## Task requirements
Copy the entire listing exactly.

## Listed records
========================================================================
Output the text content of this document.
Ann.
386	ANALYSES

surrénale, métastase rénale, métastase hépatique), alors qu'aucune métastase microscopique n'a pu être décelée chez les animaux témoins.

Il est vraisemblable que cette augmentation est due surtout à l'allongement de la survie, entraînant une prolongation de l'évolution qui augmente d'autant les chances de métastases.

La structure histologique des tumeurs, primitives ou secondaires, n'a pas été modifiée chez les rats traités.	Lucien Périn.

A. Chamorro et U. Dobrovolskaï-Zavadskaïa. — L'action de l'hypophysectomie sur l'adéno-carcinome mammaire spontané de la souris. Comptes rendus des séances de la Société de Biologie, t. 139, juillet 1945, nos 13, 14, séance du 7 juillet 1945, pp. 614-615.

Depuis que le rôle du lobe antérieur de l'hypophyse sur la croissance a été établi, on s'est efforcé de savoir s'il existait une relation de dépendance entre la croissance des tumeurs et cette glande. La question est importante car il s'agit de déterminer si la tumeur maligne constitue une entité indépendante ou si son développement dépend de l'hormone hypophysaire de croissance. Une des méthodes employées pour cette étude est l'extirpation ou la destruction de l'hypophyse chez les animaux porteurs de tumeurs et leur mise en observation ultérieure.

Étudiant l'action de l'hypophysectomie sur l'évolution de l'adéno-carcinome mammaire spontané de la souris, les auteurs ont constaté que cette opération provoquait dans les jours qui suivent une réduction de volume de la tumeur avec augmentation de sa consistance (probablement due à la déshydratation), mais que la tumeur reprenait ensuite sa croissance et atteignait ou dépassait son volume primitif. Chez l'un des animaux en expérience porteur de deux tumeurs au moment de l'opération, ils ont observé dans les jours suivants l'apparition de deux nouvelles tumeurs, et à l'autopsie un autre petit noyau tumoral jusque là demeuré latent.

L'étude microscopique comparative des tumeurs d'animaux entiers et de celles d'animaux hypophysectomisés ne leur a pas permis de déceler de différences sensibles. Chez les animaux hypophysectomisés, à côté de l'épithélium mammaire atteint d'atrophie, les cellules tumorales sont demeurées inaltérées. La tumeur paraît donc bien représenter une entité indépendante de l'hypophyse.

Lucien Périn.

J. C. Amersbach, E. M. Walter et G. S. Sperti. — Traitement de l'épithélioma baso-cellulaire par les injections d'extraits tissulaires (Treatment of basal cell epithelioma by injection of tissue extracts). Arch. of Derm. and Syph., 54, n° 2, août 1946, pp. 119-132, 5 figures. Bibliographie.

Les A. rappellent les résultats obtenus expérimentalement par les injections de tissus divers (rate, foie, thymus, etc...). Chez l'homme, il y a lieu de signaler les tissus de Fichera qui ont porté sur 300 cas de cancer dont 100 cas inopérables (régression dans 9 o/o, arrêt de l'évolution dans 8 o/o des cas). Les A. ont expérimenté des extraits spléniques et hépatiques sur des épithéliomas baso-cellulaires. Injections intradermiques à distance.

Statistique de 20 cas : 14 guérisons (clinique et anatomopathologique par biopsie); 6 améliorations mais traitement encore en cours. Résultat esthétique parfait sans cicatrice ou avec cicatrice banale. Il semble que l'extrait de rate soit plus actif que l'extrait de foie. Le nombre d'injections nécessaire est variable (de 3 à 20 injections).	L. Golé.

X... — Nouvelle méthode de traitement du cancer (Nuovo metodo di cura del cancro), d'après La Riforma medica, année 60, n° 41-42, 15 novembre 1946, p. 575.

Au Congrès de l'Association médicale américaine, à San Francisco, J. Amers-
========================================================================
## Your solution
Output the text content of this document.
Ann.
386	ANALYSES

surrénale, métastase rénale, métastase hépatique), alors qu'aucune métastase microscopique n'a pu être décelée chez les animaux témoins.

Il est vraisemblable que cette augmentation est due surtout à l'allongement de la survie, entraînant une prolongation de l'évolution qui augmente d'autant les chances de métastases.

La structure histologique des tumeurs, primitives ou secondaires, n'a pas été modifiée chez les rats traités.	Lucien Périn.

A. Chamorro et U. Dobrovolskaï-Zavadskaïa. — L'action de l'hypophysectomie sur l'adéno-carcinome mammaire spontané de la souris. Comptes rendus des séances de la Société de Biologie, t. 139, juillet 1945, nos 13, 14, séance du 7 juillet 1945, pp. 614-615.

Depuis que le rôle du lobe antérieur de l'hypophyse sur la croissance a été établi, on s'est efforcé de savoir s'il existait une relation de dépendance entre la croissance des tumeurs et cette glande. La question est importante car il s'agit de déterminer si la tumeur maligne constitue une entité indépendante ou si son développement dépend de l'hormone hypophysaire de croissance. Une des méthodes employées pour cette étude est l'extirpation ou la destruction de l'hypophyse chez les animaux porteurs de tumeurs et leur mise en observation ultérieure.

Étudiant l'action de l'hypophysectomie sur l'évolution de l'adéno-carcinome mammaire spontané de la souris, les auteurs ont constaté que cette opération provoquait dans les jours qui suivent une réduction de volume de la tumeur avec augmentation de sa consistance (probablement due à la déshydratation), mais que la tumeur reprenait ensuite sa croissance et atteignait ou dépassait son volume primitif. Chez l'un des animaux en expérience porteur de deux tumeurs au moment de l'opération, ils ont observé dans les jours suivants l'apparition de deux nouvelles tumeurs, et à l'autopsie un autre petit noyau tumoral jusque là demeuré latent.

L'étude microscopique comparative des tumeurs d'animaux entiers et de celles d'animaux hypophysectomisés ne leur a pas permis de déceler de différences sensibles. Chez les animaux hypophysectomisés, à côté de l'épithélium mammaire atteint d'atrophie, les cellules tumorales sont demeurées inaltérées. La tumeur paraît donc bien représenter une entité indépendante de l'hypophyse.

Lucien Périn.

J. C. Amersbach, E. M. Walter et G. S. Sperti. — Traitement de l'épithélioma baso-cellulaire par les injections d'extraits tissulaires (Treatment of basal cell epithelioma by injection of tissue extracts). Arch. of Derm. and Syph., 54, n° 2, août 1946, pp. 119-132, 5 figures. Bibliographie.

Les A. rappellent les résultats obtenus expérimentalement par les injections de tissus divers (rate, foie, thymus, etc...). Chez l'homme, il y a lieu de signaler les tissus de Fichera qui ont porté sur 300 cas de cancer dont 100 cas inopérables (régression dans 9 o/o, arrêt de l'évolution dans 8 o/o des cas). Les A. ont expérimenté des extraits spléniques et hépatiques sur des épithéliomas baso-cellulaires. Injections intradermiques à distance.

Statistique de 20 cas : 14 guérisons (clinique et anatomopathologique par biopsie); 6 améliorations mais traitement encore en cours. Résultat esthétique parfait sans cicatrice ou avec cicatrice banale. Il semble que l'extrait de rate soit plus actif que l'extrait de foie. Le nombre d'injections nécessaire est variable (de 3 à 20 injections).	L. Golé.

X... — Nouvelle méthode de traitement du cancer (Nuovo metodo di cura del cancro), d'après La Riforma medica, année 60, n° 41-42, 15 novembre 1946, p. 575.

Au Congrès de l'Association médicale américaine, à San Francisco, J. Amers-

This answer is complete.